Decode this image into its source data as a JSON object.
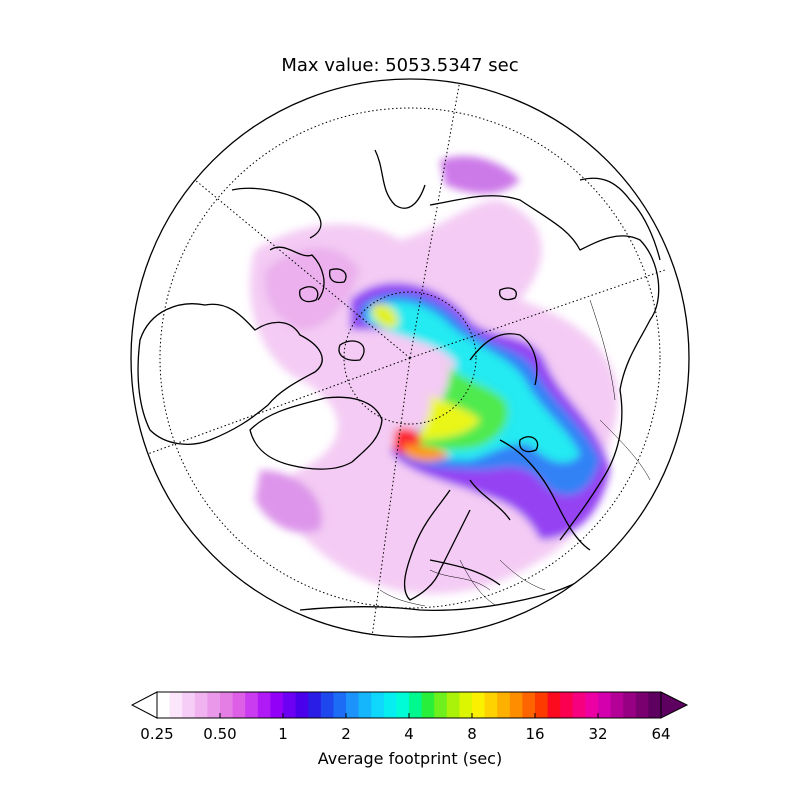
{
  "title": "Max value: 5053.5347 sec",
  "colorbar": {
    "label": "Average footprint (sec)",
    "ticks": [
      "0.25",
      "0.50",
      "1",
      "2",
      "4",
      "8",
      "16",
      "32",
      "64"
    ],
    "extend": "both",
    "colors": [
      "#ffffff",
      "#fbe6fb",
      "#f6cdf6",
      "#f0b3f0",
      "#ea98ea",
      "#e47ee4",
      "#dc5fe6",
      "#c93cf0",
      "#b01af6",
      "#9200f8",
      "#6d00f2",
      "#4a00ea",
      "#2a1de6",
      "#1f47ee",
      "#1c6cf6",
      "#1c93fb",
      "#16b6fd",
      "#0fd6fb",
      "#07eef0",
      "#00fbd7",
      "#00f98e",
      "#27ef3a",
      "#6ef01c",
      "#aaf20a",
      "#dcf500",
      "#fbf000",
      "#fdd200",
      "#feb000",
      "#fe8d00",
      "#fe6500",
      "#fd3a00",
      "#fc0a1e",
      "#fb0050",
      "#f60080",
      "#ec00a4",
      "#d400ad",
      "#b50097",
      "#970083",
      "#7a006f",
      "#5e0060"
    ]
  },
  "map": {
    "projection": "north-polar-orthographic",
    "variable": "Average footprint (sec)",
    "color_scale": "log",
    "graticule": "dotted"
  }
}
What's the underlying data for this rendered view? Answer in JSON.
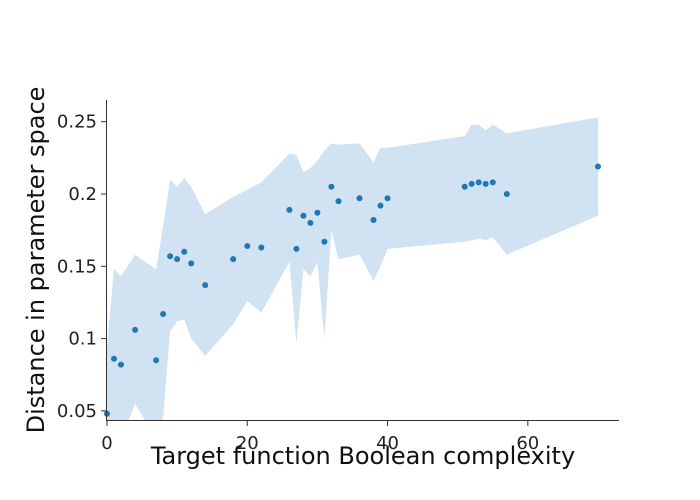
{
  "chart_data": {
    "type": "scatter",
    "title": "",
    "xlabel": "Target function Boolean complexity",
    "ylabel": "Distance in parameter space",
    "xlim": [
      0,
      73
    ],
    "ylim": [
      0.043,
      0.265
    ],
    "x_ticks": [
      0,
      20,
      40,
      60
    ],
    "x_tick_labels": [
      "0",
      "20",
      "40",
      "60"
    ],
    "y_ticks": [
      0.05,
      0.1,
      0.15,
      0.2,
      0.25
    ],
    "y_tick_labels": [
      "0.05",
      "0.1",
      "0.15",
      "0.2",
      "0.25"
    ],
    "grid": false,
    "legend": "none",
    "colors": {
      "points": "#1f77b4",
      "band": "#c6dbef"
    },
    "points": [
      {
        "x": 0,
        "y": 0.048
      },
      {
        "x": 1,
        "y": 0.086
      },
      {
        "x": 2,
        "y": 0.082
      },
      {
        "x": 4,
        "y": 0.106
      },
      {
        "x": 7,
        "y": 0.085
      },
      {
        "x": 8,
        "y": 0.117
      },
      {
        "x": 9,
        "y": 0.157
      },
      {
        "x": 10,
        "y": 0.155
      },
      {
        "x": 11,
        "y": 0.16
      },
      {
        "x": 12,
        "y": 0.152
      },
      {
        "x": 14,
        "y": 0.137
      },
      {
        "x": 18,
        "y": 0.155
      },
      {
        "x": 20,
        "y": 0.164
      },
      {
        "x": 22,
        "y": 0.163
      },
      {
        "x": 26,
        "y": 0.189
      },
      {
        "x": 27,
        "y": 0.162
      },
      {
        "x": 28,
        "y": 0.185
      },
      {
        "x": 29,
        "y": 0.18
      },
      {
        "x": 30,
        "y": 0.187
      },
      {
        "x": 31,
        "y": 0.167
      },
      {
        "x": 32,
        "y": 0.205
      },
      {
        "x": 33,
        "y": 0.195
      },
      {
        "x": 36,
        "y": 0.197
      },
      {
        "x": 38,
        "y": 0.182
      },
      {
        "x": 39,
        "y": 0.192
      },
      {
        "x": 40,
        "y": 0.197
      },
      {
        "x": 51,
        "y": 0.205
      },
      {
        "x": 52,
        "y": 0.207
      },
      {
        "x": 53,
        "y": 0.208
      },
      {
        "x": 54,
        "y": 0.207
      },
      {
        "x": 55,
        "y": 0.208
      },
      {
        "x": 57,
        "y": 0.2
      },
      {
        "x": 70,
        "y": 0.219
      }
    ],
    "band": [
      {
        "x": 0,
        "lower": 0.03,
        "upper": 0.095
      },
      {
        "x": 1,
        "lower": 0.03,
        "upper": 0.148
      },
      {
        "x": 2,
        "lower": 0.03,
        "upper": 0.143
      },
      {
        "x": 4,
        "lower": 0.055,
        "upper": 0.158
      },
      {
        "x": 7,
        "lower": 0.03,
        "upper": 0.148
      },
      {
        "x": 8,
        "lower": 0.045,
        "upper": 0.178
      },
      {
        "x": 9,
        "lower": 0.105,
        "upper": 0.21
      },
      {
        "x": 10,
        "lower": 0.112,
        "upper": 0.205
      },
      {
        "x": 11,
        "lower": 0.113,
        "upper": 0.211
      },
      {
        "x": 12,
        "lower": 0.1,
        "upper": 0.205
      },
      {
        "x": 14,
        "lower": 0.088,
        "upper": 0.186
      },
      {
        "x": 18,
        "lower": 0.11,
        "upper": 0.198
      },
      {
        "x": 20,
        "lower": 0.126,
        "upper": 0.203
      },
      {
        "x": 22,
        "lower": 0.118,
        "upper": 0.208
      },
      {
        "x": 26,
        "lower": 0.153,
        "upper": 0.228
      },
      {
        "x": 27,
        "lower": 0.097,
        "upper": 0.227
      },
      {
        "x": 28,
        "lower": 0.148,
        "upper": 0.215
      },
      {
        "x": 29,
        "lower": 0.143,
        "upper": 0.218
      },
      {
        "x": 30,
        "lower": 0.153,
        "upper": 0.223
      },
      {
        "x": 31,
        "lower": 0.1,
        "upper": 0.23
      },
      {
        "x": 32,
        "lower": 0.175,
        "upper": 0.235
      },
      {
        "x": 33,
        "lower": 0.155,
        "upper": 0.234
      },
      {
        "x": 36,
        "lower": 0.158,
        "upper": 0.235
      },
      {
        "x": 38,
        "lower": 0.14,
        "upper": 0.222
      },
      {
        "x": 39,
        "lower": 0.15,
        "upper": 0.232
      },
      {
        "x": 40,
        "lower": 0.162,
        "upper": 0.232
      },
      {
        "x": 51,
        "lower": 0.167,
        "upper": 0.24
      },
      {
        "x": 52,
        "lower": 0.168,
        "upper": 0.248
      },
      {
        "x": 53,
        "lower": 0.169,
        "upper": 0.248
      },
      {
        "x": 54,
        "lower": 0.168,
        "upper": 0.244
      },
      {
        "x": 55,
        "lower": 0.17,
        "upper": 0.248
      },
      {
        "x": 57,
        "lower": 0.158,
        "upper": 0.242
      },
      {
        "x": 70,
        "lower": 0.185,
        "upper": 0.253
      }
    ]
  }
}
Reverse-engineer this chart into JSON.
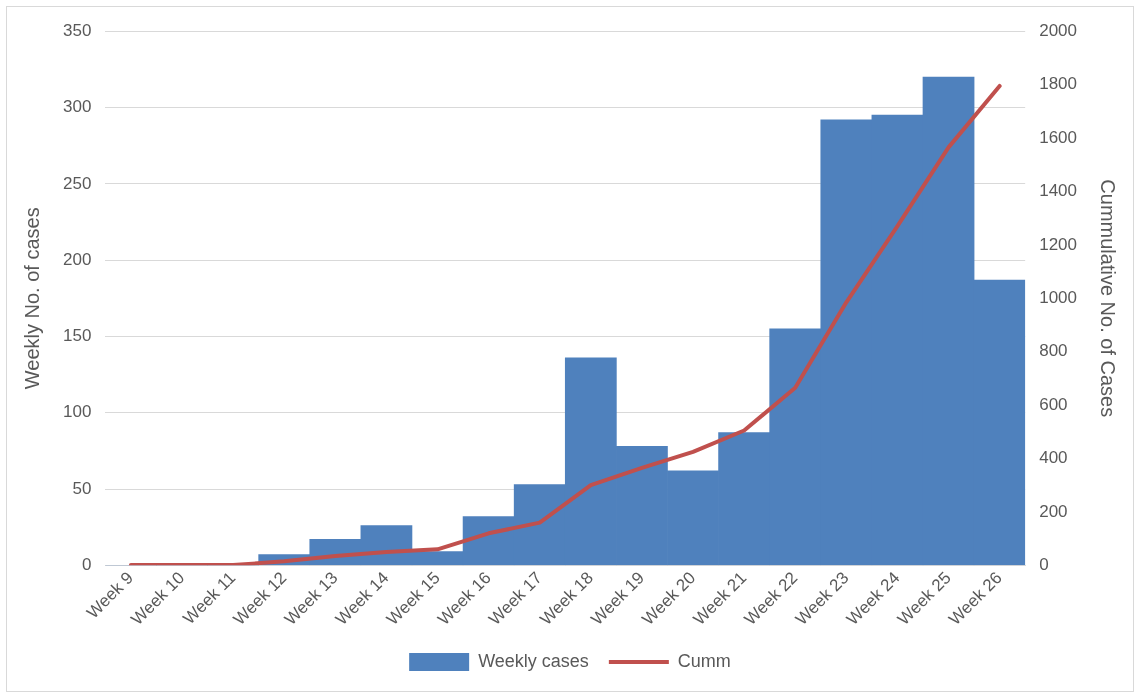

■ ■ ■ ■

Search the entries for the word "footprint", then list each line that holds it.

* RESULT FOR THIS EXERCISE:
    "label": "Average footprint (sec)",
    "variable": "Average footprint (sec)",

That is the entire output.